WRITTEN PROBLEM: Write out every row below word for word, leaving out the pictures.

INFORMATION GIVEN:
════════════════════

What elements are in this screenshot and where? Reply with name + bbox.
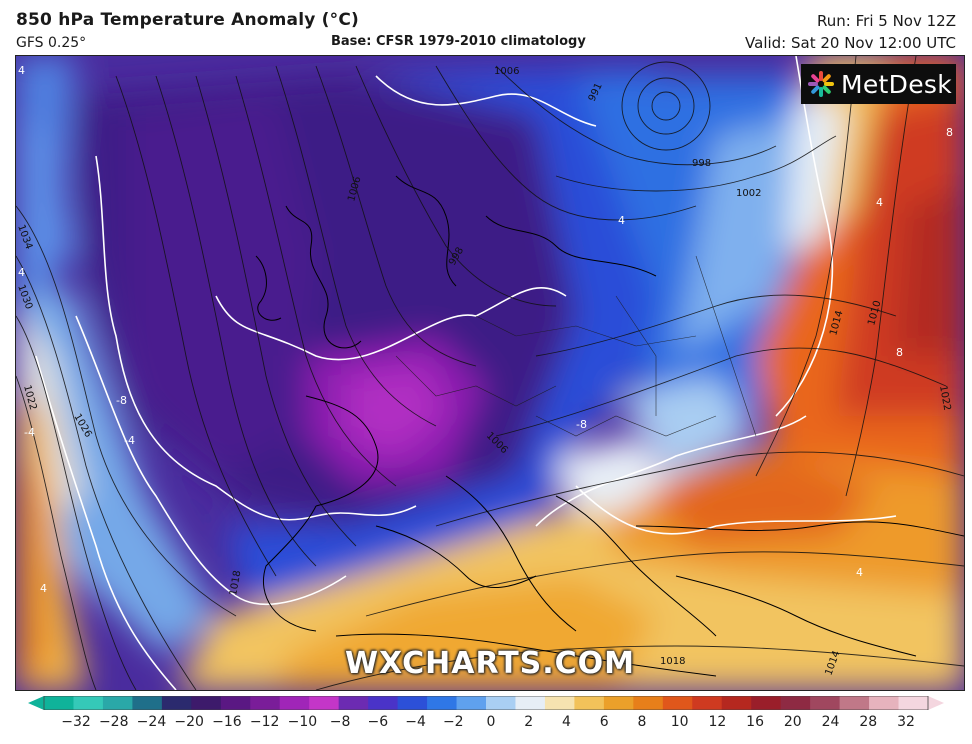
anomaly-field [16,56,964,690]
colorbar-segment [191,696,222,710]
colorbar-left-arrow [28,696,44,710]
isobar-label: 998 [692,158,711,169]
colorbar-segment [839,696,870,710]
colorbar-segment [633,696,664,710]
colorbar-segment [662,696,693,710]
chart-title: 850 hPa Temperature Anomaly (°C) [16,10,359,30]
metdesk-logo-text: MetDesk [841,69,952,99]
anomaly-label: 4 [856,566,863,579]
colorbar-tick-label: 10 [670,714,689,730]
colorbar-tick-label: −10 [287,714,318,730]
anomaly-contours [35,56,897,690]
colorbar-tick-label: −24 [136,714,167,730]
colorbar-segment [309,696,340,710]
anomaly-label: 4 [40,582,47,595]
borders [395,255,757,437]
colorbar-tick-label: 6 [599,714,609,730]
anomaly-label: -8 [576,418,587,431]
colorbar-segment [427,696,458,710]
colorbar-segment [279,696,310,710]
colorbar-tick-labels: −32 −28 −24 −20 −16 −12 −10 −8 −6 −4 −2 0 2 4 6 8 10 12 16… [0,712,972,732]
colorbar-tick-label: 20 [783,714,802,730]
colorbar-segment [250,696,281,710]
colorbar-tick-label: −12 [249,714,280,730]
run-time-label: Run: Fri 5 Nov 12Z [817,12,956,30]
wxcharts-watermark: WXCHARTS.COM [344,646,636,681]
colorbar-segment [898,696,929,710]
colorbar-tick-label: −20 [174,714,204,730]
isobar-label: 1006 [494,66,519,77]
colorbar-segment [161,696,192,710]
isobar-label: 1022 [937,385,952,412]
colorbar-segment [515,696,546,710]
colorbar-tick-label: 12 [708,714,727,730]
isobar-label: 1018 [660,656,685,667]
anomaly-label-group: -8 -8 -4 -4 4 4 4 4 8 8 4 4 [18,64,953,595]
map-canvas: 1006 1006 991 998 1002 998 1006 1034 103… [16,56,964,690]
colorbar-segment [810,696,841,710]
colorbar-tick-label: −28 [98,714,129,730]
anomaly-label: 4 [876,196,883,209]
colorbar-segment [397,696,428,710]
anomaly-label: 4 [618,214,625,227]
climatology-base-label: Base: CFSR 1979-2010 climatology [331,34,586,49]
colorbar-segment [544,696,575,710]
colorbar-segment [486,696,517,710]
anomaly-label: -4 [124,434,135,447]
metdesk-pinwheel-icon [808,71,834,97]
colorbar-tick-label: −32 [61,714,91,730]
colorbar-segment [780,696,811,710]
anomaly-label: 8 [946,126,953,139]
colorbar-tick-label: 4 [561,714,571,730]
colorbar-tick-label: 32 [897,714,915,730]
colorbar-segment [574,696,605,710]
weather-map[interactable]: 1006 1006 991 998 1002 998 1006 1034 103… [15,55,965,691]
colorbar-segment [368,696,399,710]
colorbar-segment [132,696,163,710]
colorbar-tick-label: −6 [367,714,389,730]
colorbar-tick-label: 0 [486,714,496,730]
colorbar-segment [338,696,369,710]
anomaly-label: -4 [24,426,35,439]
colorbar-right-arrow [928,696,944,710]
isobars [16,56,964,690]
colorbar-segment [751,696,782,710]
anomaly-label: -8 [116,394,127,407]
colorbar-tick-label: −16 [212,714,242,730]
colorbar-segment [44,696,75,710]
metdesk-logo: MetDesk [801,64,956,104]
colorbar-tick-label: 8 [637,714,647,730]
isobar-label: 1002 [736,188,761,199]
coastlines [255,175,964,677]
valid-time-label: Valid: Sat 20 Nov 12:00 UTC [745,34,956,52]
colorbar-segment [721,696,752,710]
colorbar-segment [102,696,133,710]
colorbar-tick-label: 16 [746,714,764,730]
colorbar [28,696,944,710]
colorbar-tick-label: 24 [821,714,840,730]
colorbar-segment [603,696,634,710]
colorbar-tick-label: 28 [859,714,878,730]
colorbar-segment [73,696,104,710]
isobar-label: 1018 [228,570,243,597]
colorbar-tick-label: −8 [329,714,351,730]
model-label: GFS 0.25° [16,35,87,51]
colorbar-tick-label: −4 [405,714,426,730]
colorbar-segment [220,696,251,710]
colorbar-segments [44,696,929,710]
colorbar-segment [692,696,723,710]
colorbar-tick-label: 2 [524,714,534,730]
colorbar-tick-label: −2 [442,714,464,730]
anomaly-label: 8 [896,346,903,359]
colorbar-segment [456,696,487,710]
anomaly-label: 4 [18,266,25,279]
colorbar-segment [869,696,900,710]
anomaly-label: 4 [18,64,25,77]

════════════════════

CORRECT ANSWER:
What elements are in this screenshot and where? Reply with name + bbox.
anomaly-field [16,56,964,690]
colorbar-segment [191,696,222,710]
colorbar-left-arrow [28,696,44,710]
isobar-label: 998 [692,158,711,169]
colorbar-segment [839,696,870,710]
colorbar-segment [633,696,664,710]
colorbar-segment [662,696,693,710]
chart-title: 850 hPa Temperature Anomaly (°C) [16,10,359,30]
metdesk-logo-text: MetDesk [841,69,952,99]
anomaly-label: 4 [856,566,863,579]
colorbar-tick-label: 10 [670,714,689,730]
colorbar-tick-label: −10 [287,714,318,730]
anomaly-contours [35,56,897,690]
colorbar-tick-label: −24 [136,714,167,730]
colorbar-segment [309,696,340,710]
anomaly-label: 4 [40,582,47,595]
borders [395,255,757,437]
colorbar-tick-label: 6 [599,714,609,730]
anomaly-label: -8 [576,418,587,431]
colorbar-segment [427,696,458,710]
colorbar-segment [279,696,310,710]
colorbar-tick-labels: −32 −28 −24 −20 −16 −12 −10 −8 −6 −4 −2 0 2 4 6 8 10 12 16… [0,712,972,732]
colorbar-tick-label: 20 [783,714,802,730]
colorbar-segment [250,696,281,710]
colorbar-tick-label: −12 [249,714,280,730]
run-time-label: Run: Fri 5 Nov 12Z [817,12,956,30]
wxcharts-watermark: WXCHARTS.COM [344,646,636,681]
colorbar-segment [898,696,929,710]
colorbar-tick-label: −20 [174,714,204,730]
isobar-label: 1006 [494,66,519,77]
colorbar-segment [161,696,192,710]
isobar-label: 1022 [937,385,952,412]
colorbar-segment [515,696,546,710]
colorbar-tick-label: 12 [708,714,727,730]
isobar-label: 1018 [660,656,685,667]
anomaly-label-group: -8 -8 -4 -4 4 4 4 4 8 8 4 4 [18,64,953,595]
map-canvas: 1006 1006 991 998 1002 998 1006 1034 103… [16,56,964,690]
colorbar-segment [810,696,841,710]
colorbar-tick-label: −28 [98,714,129,730]
anomaly-label: 4 [876,196,883,209]
colorbar-segment [397,696,428,710]
anomaly-label: 4 [618,214,625,227]
climatology-base-label: Base: CFSR 1979-2010 climatology [331,34,586,49]
colorbar-segment [544,696,575,710]
colorbar-segment [486,696,517,710]
anomaly-label: -4 [124,434,135,447]
metdesk-pinwheel-icon [808,71,834,97]
colorbar-tick-label: −32 [61,714,91,730]
colorbar-segment [780,696,811,710]
anomaly-label: 8 [946,126,953,139]
colorbar-tick-label: 4 [561,714,571,730]
colorbar-tick-label: 32 [897,714,915,730]
colorbar-segment [574,696,605,710]
weather-map[interactable]: 1006 1006 991 998 1002 998 1006 1034 103… [15,55,965,691]
colorbar-segment [368,696,399,710]
colorbar-segment [132,696,163,710]
colorbar-tick-label: −6 [367,714,389,730]
colorbar-tick-label: 0 [486,714,496,730]
colorbar-segment [338,696,369,710]
anomaly-label: -4 [24,426,35,439]
colorbar-right-arrow [928,696,944,710]
isobars [16,56,964,690]
colorbar-segment [751,696,782,710]
anomaly-label: -8 [116,394,127,407]
colorbar-tick-label: −16 [212,714,242,730]
colorbar-segment [44,696,75,710]
metdesk-logo: MetDesk [801,64,956,104]
colorbar-tick-label: 8 [637,714,647,730]
isobar-label: 1002 [736,188,761,199]
coastlines [255,175,964,677]
valid-time-label: Valid: Sat 20 Nov 12:00 UTC [745,34,956,52]
colorbar-segment [721,696,752,710]
colorbar-segment [102,696,133,710]
colorbar-tick-label: 16 [746,714,764,730]
colorbar [28,696,944,710]
colorbar-tick-label: 24 [821,714,840,730]
colorbar-segment [603,696,634,710]
colorbar-tick-label: 28 [859,714,878,730]
colorbar-segment [73,696,104,710]
isobar-label: 1018 [228,570,243,597]
colorbar-tick-label: −8 [329,714,351,730]
model-label: GFS 0.25° [16,35,87,51]
colorbar-tick-label: −4 [405,714,426,730]
colorbar-segment [220,696,251,710]
colorbar-segments [44,696,929,710]
colorbar-segment [692,696,723,710]
colorbar-tick-label: 2 [524,714,534,730]
colorbar-tick-label: −2 [442,714,464,730]
anomaly-label: 8 [896,346,903,359]
colorbar-segment [456,696,487,710]
anomaly-label: 4 [18,266,25,279]
colorbar-segment [869,696,900,710]
anomaly-label: 4 [18,64,25,77]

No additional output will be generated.